**SHORT TASK**. Pull every "name" line out of the data below.

**SUPPLIED RECORDS**.
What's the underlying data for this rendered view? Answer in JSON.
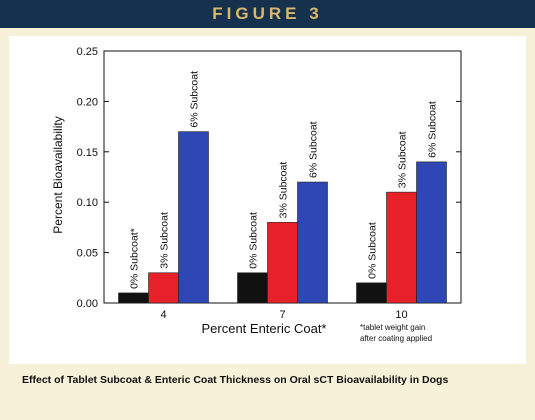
{
  "header": {
    "figure_label": "FIGURE 3"
  },
  "caption": "Effect of Tablet Subcoat & Enteric Coat Thickness on Oral sCT Bioavailability in Dogs",
  "footnote": [
    "*tablet weight gain",
    "after coating applied"
  ],
  "colors": {
    "header_bg": "#16314d",
    "header_text": "#d9b86a",
    "page_bg": "#f6f1d8",
    "plot_bg": "#ffffff"
  },
  "chart_data": {
    "type": "bar",
    "xlabel": "Percent Enteric Coat*",
    "ylabel": "Percent Bioavailability",
    "ylim": [
      0,
      0.25
    ],
    "yticks": [
      "0.00",
      "0.05",
      "0.10",
      "0.15",
      "0.20",
      "0.25"
    ],
    "categories": [
      "4",
      "7",
      "10"
    ],
    "grid": false,
    "series": [
      {
        "name": "0% Subcoat*",
        "color": "#111111",
        "values": [
          0.01,
          0.03,
          0.02
        ],
        "labels": [
          "0% Subcoat*",
          "0% Subcoat",
          "0% Subcoat"
        ]
      },
      {
        "name": "3% Subcoat",
        "color": "#e8202a",
        "values": [
          0.03,
          0.08,
          0.11
        ],
        "labels": [
          "3% Subcoat",
          "3% Subcoat",
          "3% Subcoat"
        ]
      },
      {
        "name": "6% Subcoat",
        "color": "#2f46b5",
        "values": [
          0.17,
          0.12,
          0.14
        ],
        "labels": [
          "6% Subcoat",
          "6% Subcoat",
          "6% Subcoat"
        ]
      }
    ]
  }
}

**SOLUTION BELOW**.
        "name": "0% Subcoat*",
        "name": "3% Subcoat",
        "name": "6% Subcoat",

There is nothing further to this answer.